Exercise aim:
Every record should be copied exactly, except that pictures are to be omitted.

+++ Information supplied +++

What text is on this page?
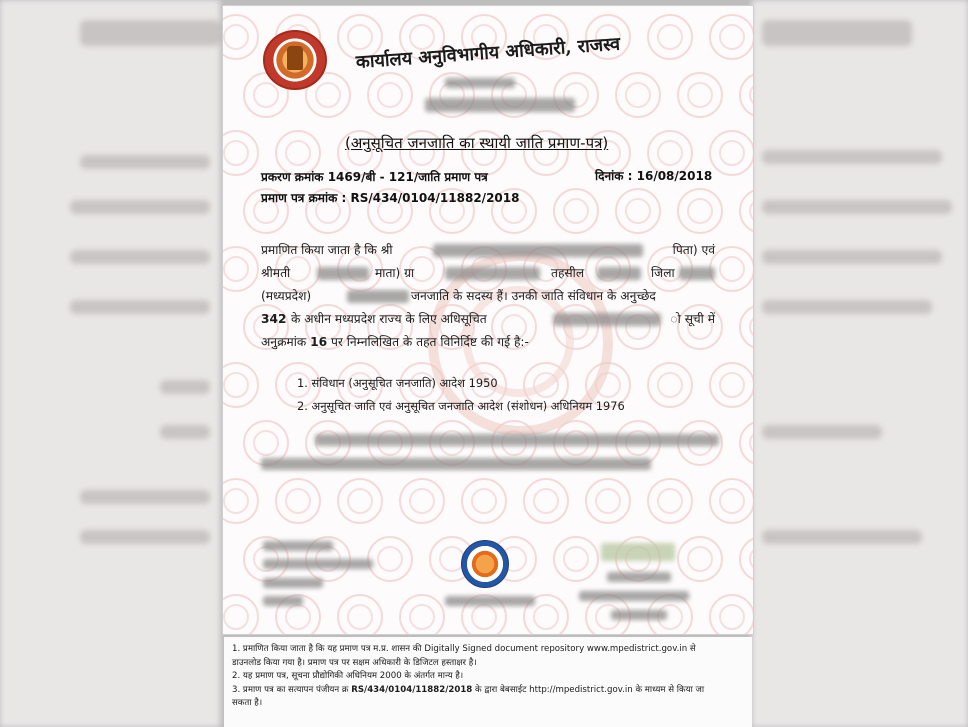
कार्यालय अनुविभागीय अधिकारी, राजस्व
(अनुसूचित जनजाति का स्थायी जाति प्रमाण-पत्र)
प्रकरण क्रमांक 1469/बी - 121/जाति प्रमाण पत्र	दिनांक : 16/08/2018
प्रमाण पत्र क्रमांक : RS/434/0104/11882/2018
प्रमाणित किया जाता है कि श्री	पिता) एवं
श्रीमती	माता) ग्रा	तहसील	जिला
(मध्यप्रदेश)	जनजाति के सदस्य हैं। उनकी जाति संविधान के अनुच्छेद
342 के अधीन मध्यप्रदेश राज्य के लिए अधिसूचित	ो सूची में
अनुक्रमांक 16 पर निम्नलिखित के तहत विनिर्दिष्ट की गई है:-
1. संविधान (अनुसूचित जनजाति) आदेश 1950
2. अनुसूचित जाति एवं अनुसूचित जनजाति आदेश (संशोधन) अधिनियम 1976

1. प्रमाणित किया जाता है कि यह प्रमाण पत्र म.प्र. शासन की Digitally Signed document repository www.mpedistrict.gov.in से

डाउनलोड किया गया है। प्रमाण पत्र पर सक्षम अधिकारी के डिजिटल हस्ताक्षर है।

2. यह प्रमाण पत्र, सूचना प्रौद्योगिकी अधिनियम 2000 के अंतर्गत मान्य है।

3. प्रमाण पत्र का सत्यापन पंजीयन क्र RS/434/0104/11882/2018 के द्वारा बेबसाईट http://mpedistrict.gov.in के माध्यम से किया जा

सकता है।
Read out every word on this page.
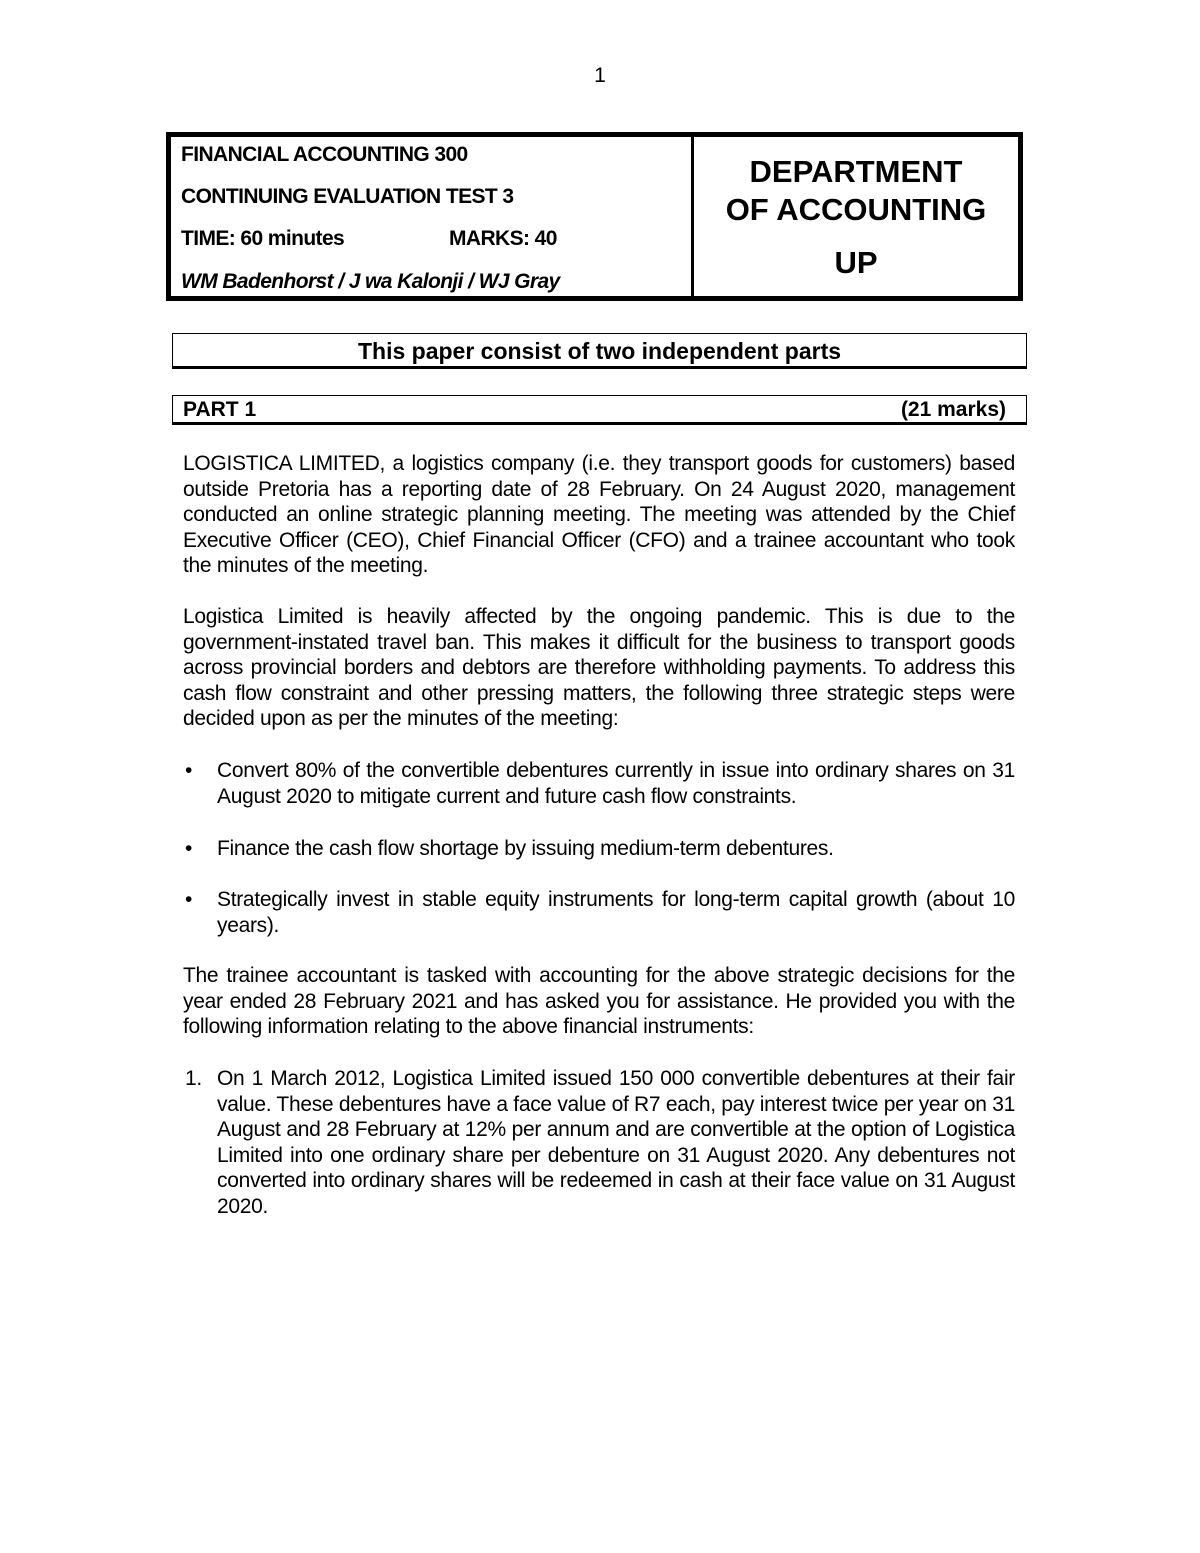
1
FINANCIAL ACCOUNTING 300
CONTINUING EVALUATION TEST 3
TIME: 60 minutes	MARKS: 40
WM Badenhorst / J wa Kalonji / WJ Gray
DEPARTMENT
OF ACCOUNTING
UP
This paper consist of two independent parts
PART 1	(21 marks)
LOGISTICA LIMITED, a logistics company (i.e. they transport goods for customers) based outside Pretoria has a reporting date of 28 February. On 24 August 2020, management conducted an online strategic planning meeting. The meeting was attended by the Chief Executive Officer (CEO), Chief Financial Officer (CFO) and a trainee accountant who took the minutes of the meeting.
Logistica Limited is heavily affected by the ongoing pandemic. This is due to the government-instated travel ban. This makes it difficult for the business to transport goods across provincial borders and debtors are therefore withholding payments. To address this cash flow constraint and other pressing matters, the following three strategic steps were decided upon as per the minutes of the meeting:
• Convert 80% of the convertible debentures currently in issue into ordinary shares on 31 August 2020 to mitigate current and future cash flow constraints.
• Finance the cash flow shortage by issuing medium-term debentures.
• Strategically invest in stable equity instruments for long-term capital growth (about 10 years).
The trainee accountant is tasked with accounting for the above strategic decisions for the year ended 28 February 2021 and has asked you for assistance. He provided you with the following information relating to the above financial instruments:
1. On 1 March 2012, Logistica Limited issued 150 000 convertible debentures at their fair value. These debentures have a face value of R7 each, pay interest twice per year on 31 August and 28 February at 12% per annum and are convertible at the option of Logistica Limited into one ordinary share per debenture on 31 August 2020. Any debentures not converted into ordinary shares will be redeemed in cash at their face value on 31 August 2020.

+++

Answer in full:
What text is on this page?
कार्यालय अनुविभागीय अधिकारी, राजस्व
(अनुसूचित जनजाति का स्थायी जाति प्रमाण-पत्र)
प्रकरण क्रमांक 1469/बी - 121/जाति प्रमाण पत्र	दिनांक : 16/08/2018
प्रमाण पत्र क्रमांक : RS/434/0104/11882/2018
प्रमाणित किया जाता है कि श्री	पिता) एवं
श्रीमती	माता) ग्रा	तहसील	जिला
(मध्यप्रदेश)	जनजाति के सदस्य हैं। उनकी जाति संविधान के अनुच्छेद
342 के अधीन मध्यप्रदेश राज्य के लिए अधिसूचित	ो सूची में
अनुक्रमांक 16 पर निम्नलिखित के तहत विनिर्दिष्ट की गई है:-
1. संविधान (अनुसूचित जनजाति) आदेश 1950
2. अनुसूचित जाति एवं अनुसूचित जनजाति आदेश (संशोधन) अधिनियम 1976

1. प्रमाणित किया जाता है कि यह प्रमाण पत्र म.प्र. शासन की Digitally Signed document repository www.mpedistrict.gov.in से

डाउनलोड किया गया है। प्रमाण पत्र पर सक्षम अधिकारी के डिजिटल हस्ताक्षर है।

2. यह प्रमाण पत्र, सूचना प्रौद्योगिकी अधिनियम 2000 के अंतर्गत मान्य है।

3. प्रमाण पत्र का सत्यापन पंजीयन क्र RS/434/0104/11882/2018 के द्वारा बेबसाईट http://mpedistrict.gov.in के माध्यम से किया जा

सकता है।
Read out every word on this page.
1
FINANCIAL ACCOUNTING 300
CONTINUING EVALUATION TEST 3
TIME: 60 minutes	MARKS: 40
WM Badenhorst / J wa Kalonji / WJ Gray
DEPARTMENT
OF ACCOUNTING
UP
This paper consist of two independent parts
PART 1	(21 marks)
LOGISTICA LIMITED, a logistics company (i.e. they transport goods for customers) based outside Pretoria has a reporting date of 28 February. On 24 August 2020, management conducted an online strategic planning meeting. The meeting was attended by the Chief Executive Officer (CEO), Chief Financial Officer (CFO) and a trainee accountant who took the minutes of the meeting.
Logistica Limited is heavily affected by the ongoing pandemic. This is due to the government-instated travel ban. This makes it difficult for the business to transport goods across provincial borders and debtors are therefore withholding payments. To address this cash flow constraint and other pressing matters, the following three strategic steps were decided upon as per the minutes of the meeting:
• Convert 80% of the convertible debentures currently in issue into ordinary shares on 31 August 2020 to mitigate current and future cash flow constraints.
• Finance the cash flow shortage by issuing medium-term debentures.
• Strategically invest in stable equity instruments for long-term capital growth (about 10 years).
The trainee accountant is tasked with accounting for the above strategic decisions for the year ended 28 February 2021 and has asked you for assistance. He provided you with the following information relating to the above financial instruments:
1. On 1 March 2012, Logistica Limited issued 150 000 convertible debentures at their fair value. These debentures have a face value of R7 each, pay interest twice per year on 31 August and 28 February at 12% per annum and are convertible at the option of Logistica Limited into one ordinary share per debenture on 31 August 2020. Any debentures not converted into ordinary shares will be redeemed in cash at their face value on 31 August 2020.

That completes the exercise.